* BEGIN *

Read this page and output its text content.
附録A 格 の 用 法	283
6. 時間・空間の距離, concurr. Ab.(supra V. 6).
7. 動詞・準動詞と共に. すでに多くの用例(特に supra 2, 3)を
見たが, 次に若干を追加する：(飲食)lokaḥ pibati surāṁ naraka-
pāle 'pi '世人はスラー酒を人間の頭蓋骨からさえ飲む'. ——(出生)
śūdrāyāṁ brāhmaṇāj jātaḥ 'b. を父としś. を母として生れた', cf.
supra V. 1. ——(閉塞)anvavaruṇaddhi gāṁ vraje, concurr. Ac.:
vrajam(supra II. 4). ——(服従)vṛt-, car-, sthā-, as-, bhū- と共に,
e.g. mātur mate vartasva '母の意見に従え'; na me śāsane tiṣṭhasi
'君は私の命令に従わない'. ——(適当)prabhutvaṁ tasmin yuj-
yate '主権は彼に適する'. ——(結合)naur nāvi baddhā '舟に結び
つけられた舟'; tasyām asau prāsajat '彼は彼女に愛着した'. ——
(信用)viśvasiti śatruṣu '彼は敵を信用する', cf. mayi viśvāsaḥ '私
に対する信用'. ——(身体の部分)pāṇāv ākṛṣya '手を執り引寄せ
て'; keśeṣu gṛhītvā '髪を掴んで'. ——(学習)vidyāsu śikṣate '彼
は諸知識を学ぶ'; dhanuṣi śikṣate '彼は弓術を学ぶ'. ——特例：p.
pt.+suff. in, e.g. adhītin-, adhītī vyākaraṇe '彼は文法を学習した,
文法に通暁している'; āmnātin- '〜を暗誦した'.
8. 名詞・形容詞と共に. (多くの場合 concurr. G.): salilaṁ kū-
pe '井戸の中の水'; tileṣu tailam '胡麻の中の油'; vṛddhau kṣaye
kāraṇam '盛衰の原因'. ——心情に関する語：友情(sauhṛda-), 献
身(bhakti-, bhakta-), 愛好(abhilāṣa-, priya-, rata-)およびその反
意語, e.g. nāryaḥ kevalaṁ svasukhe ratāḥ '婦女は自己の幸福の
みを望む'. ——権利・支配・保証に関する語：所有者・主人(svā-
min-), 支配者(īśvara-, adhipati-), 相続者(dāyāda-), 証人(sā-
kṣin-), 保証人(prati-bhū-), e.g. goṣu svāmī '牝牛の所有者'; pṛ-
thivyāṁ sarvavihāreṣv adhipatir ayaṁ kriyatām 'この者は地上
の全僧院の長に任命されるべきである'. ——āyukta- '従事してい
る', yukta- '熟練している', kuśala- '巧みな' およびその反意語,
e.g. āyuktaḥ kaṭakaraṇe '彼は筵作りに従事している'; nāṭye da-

* END *

### Your task
Reproduce all of the data exactly as given.

### Response below
Read this page and output its text content.
附録A 格 の 用 法	283
6. 時間・空間の距離, concurr. Ab.(supra V. 6).
7. 動詞・準動詞と共に. すでに多くの用例(特に supra 2, 3)を
見たが, 次に若干を追加する：(飲食)lokaḥ pibati surāṁ naraka-
pāle 'pi '世人はスラー酒を人間の頭蓋骨からさえ飲む'. ——(出生)
śūdrāyāṁ brāhmaṇāj jātaḥ 'b. を父としś. を母として生れた', cf.
supra V. 1. ——(閉塞)anvavaruṇaddhi gāṁ vraje, concurr. Ac.:
vrajam(supra II. 4). ——(服従)vṛt-, car-, sthā-, as-, bhū- と共に,
e.g. mātur mate vartasva '母の意見に従え'; na me śāsane tiṣṭhasi
'君は私の命令に従わない'. ——(適当)prabhutvaṁ tasmin yuj-
yate '主権は彼に適する'. ——(結合)naur nāvi baddhā '舟に結び
つけられた舟'; tasyām asau prāsajat '彼は彼女に愛着した'. ——
(信用)viśvasiti śatruṣu '彼は敵を信用する', cf. mayi viśvāsaḥ '私
に対する信用'. ——(身体の部分)pāṇāv ākṛṣya '手を執り引寄せ
て'; keśeṣu gṛhītvā '髪を掴んで'. ——(学習)vidyāsu śikṣate '彼
は諸知識を学ぶ'; dhanuṣi śikṣate '彼は弓術を学ぶ'. ——特例：p.
pt.+suff. in, e.g. adhītin-, adhītī vyākaraṇe '彼は文法を学習した,
文法に通暁している'; āmnātin- '〜を暗誦した'.
8. 名詞・形容詞と共に. (多くの場合 concurr. G.): salilaṁ kū-
pe '井戸の中の水'; tileṣu tailam '胡麻の中の油'; vṛddhau kṣaye
kāraṇam '盛衰の原因'. ——心情に関する語：友情(sauhṛda-), 献
身(bhakti-, bhakta-), 愛好(abhilāṣa-, priya-, rata-)およびその反
意語, e.g. nāryaḥ kevalaṁ svasukhe ratāḥ '婦女は自己の幸福の
みを望む'. ——権利・支配・保証に関する語：所有者・主人(svā-
min-), 支配者(īśvara-, adhipati-), 相続者(dāyāda-), 証人(sā-
kṣin-), 保証人(prati-bhū-), e.g. goṣu svāmī '牝牛の所有者'; pṛ-
thivyāṁ sarvavihāreṣv adhipatir ayaṁ kriyatām 'この者は地上
の全僧院の長に任命されるべきである'. ——āyukta- '従事してい
る', yukta- '熟練している', kuśala- '巧みな' およびその反意語,
e.g. āyuktaḥ kaṭakaraṇe '彼は筵作りに従事している'; nāṭye da-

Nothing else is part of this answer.